* Start *
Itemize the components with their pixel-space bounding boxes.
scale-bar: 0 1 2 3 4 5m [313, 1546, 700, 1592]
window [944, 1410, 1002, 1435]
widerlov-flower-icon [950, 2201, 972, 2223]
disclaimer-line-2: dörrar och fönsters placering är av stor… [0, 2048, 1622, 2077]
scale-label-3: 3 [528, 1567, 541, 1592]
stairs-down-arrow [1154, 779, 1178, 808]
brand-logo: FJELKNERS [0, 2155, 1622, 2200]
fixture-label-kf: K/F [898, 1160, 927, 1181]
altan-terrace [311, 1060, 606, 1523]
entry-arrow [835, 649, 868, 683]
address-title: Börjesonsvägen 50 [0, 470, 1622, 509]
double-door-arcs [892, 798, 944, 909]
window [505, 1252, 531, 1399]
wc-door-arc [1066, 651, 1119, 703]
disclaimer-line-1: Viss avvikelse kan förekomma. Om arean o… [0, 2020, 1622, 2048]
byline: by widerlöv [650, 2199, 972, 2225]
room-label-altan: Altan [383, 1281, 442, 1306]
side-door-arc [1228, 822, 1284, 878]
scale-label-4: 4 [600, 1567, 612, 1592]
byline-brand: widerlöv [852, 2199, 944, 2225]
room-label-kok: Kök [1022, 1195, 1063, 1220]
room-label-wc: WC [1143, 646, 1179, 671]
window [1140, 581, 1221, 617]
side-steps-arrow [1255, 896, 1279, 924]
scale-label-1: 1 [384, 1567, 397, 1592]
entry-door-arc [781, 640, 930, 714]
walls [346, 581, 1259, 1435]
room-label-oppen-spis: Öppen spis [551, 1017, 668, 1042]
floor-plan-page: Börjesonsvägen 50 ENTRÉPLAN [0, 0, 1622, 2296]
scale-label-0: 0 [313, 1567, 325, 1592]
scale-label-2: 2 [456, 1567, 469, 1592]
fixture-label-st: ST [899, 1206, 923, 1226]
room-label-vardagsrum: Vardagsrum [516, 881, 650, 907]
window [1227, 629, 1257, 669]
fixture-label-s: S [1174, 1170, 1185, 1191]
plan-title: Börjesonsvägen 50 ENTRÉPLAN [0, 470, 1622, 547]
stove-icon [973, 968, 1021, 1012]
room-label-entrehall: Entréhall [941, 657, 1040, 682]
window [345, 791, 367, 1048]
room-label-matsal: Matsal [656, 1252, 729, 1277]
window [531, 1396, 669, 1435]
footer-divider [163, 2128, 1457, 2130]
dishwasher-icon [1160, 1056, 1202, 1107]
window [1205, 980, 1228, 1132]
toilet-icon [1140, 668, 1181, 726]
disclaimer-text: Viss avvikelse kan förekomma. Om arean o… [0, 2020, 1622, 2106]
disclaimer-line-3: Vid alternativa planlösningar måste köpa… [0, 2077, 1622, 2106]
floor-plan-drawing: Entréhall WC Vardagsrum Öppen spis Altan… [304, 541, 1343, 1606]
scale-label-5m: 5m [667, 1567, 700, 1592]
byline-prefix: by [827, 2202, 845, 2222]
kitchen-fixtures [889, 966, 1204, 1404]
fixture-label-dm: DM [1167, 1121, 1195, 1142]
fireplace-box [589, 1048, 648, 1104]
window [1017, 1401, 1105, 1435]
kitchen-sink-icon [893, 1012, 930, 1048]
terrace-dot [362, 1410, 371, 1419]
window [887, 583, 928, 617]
* End *
Repeat every line of the data above word for word, keeping the original order.

Itemize the components with their pixel-space bounding boxes.
scale-bar: 0 1 2 3 4 5m [313, 1546, 700, 1592]
window [944, 1410, 1002, 1435]
widerlov-flower-icon [950, 2201, 972, 2223]
disclaimer-line-2: dörrar och fönsters placering är av stor… [0, 2048, 1622, 2077]
scale-label-3: 3 [528, 1567, 541, 1592]
stairs-down-arrow [1154, 779, 1178, 808]
brand-logo: FJELKNERS [0, 2155, 1622, 2200]
fixture-label-kf: K/F [898, 1160, 927, 1181]
altan-terrace [311, 1060, 606, 1523]
entry-arrow [835, 649, 868, 683]
address-title: Börjesonsvägen 50 [0, 470, 1622, 509]
double-door-arcs [892, 798, 944, 909]
window [505, 1252, 531, 1399]
wc-door-arc [1066, 651, 1119, 703]
disclaimer-line-1: Viss avvikelse kan förekomma. Om arean o… [0, 2020, 1622, 2048]
byline: by widerlöv [650, 2199, 972, 2225]
room-label-altan: Altan [383, 1281, 442, 1306]
side-door-arc [1228, 822, 1284, 878]
scale-label-4: 4 [600, 1567, 612, 1592]
byline-brand: widerlöv [852, 2199, 944, 2225]
room-label-kok: Kök [1022, 1195, 1063, 1220]
room-label-wc: WC [1143, 646, 1179, 671]
window [1140, 581, 1221, 617]
side-steps-arrow [1255, 896, 1279, 924]
scale-label-1: 1 [384, 1567, 397, 1592]
entry-door-arc [781, 640, 930, 714]
walls [346, 581, 1259, 1435]
room-label-oppen-spis: Öppen spis [551, 1017, 668, 1042]
floor-plan-page: Börjesonsvägen 50 ENTRÉPLAN [0, 0, 1622, 2296]
scale-label-0: 0 [313, 1567, 325, 1592]
scale-label-2: 2 [456, 1567, 469, 1592]
fixture-label-st: ST [899, 1206, 923, 1226]
room-label-vardagsrum: Vardagsrum [516, 881, 650, 907]
window [1227, 629, 1257, 669]
fixture-label-s: S [1174, 1170, 1185, 1191]
plan-title: Börjesonsvägen 50 ENTRÉPLAN [0, 470, 1622, 547]
stove-icon [973, 968, 1021, 1012]
room-label-entrehall: Entréhall [941, 657, 1040, 682]
window [345, 791, 367, 1048]
room-label-matsal: Matsal [656, 1252, 729, 1277]
window [531, 1396, 669, 1435]
footer-divider [163, 2128, 1457, 2130]
dishwasher-icon [1160, 1056, 1202, 1107]
window [1205, 980, 1228, 1132]
toilet-icon [1140, 668, 1181, 726]
disclaimer-text: Viss avvikelse kan förekomma. Om arean o… [0, 2020, 1622, 2106]
disclaimer-line-3: Vid alternativa planlösningar måste köpa… [0, 2077, 1622, 2106]
floor-plan-drawing: Entréhall WC Vardagsrum Öppen spis Altan… [304, 541, 1343, 1606]
scale-label-5m: 5m [667, 1567, 700, 1592]
byline-prefix: by [827, 2202, 845, 2222]
kitchen-fixtures [889, 966, 1204, 1404]
fixture-label-dm: DM [1167, 1121, 1195, 1142]
fireplace-box [589, 1048, 648, 1104]
window [1017, 1401, 1105, 1435]
kitchen-sink-icon [893, 1012, 930, 1048]
terrace-dot [362, 1410, 371, 1419]
window [887, 583, 928, 617]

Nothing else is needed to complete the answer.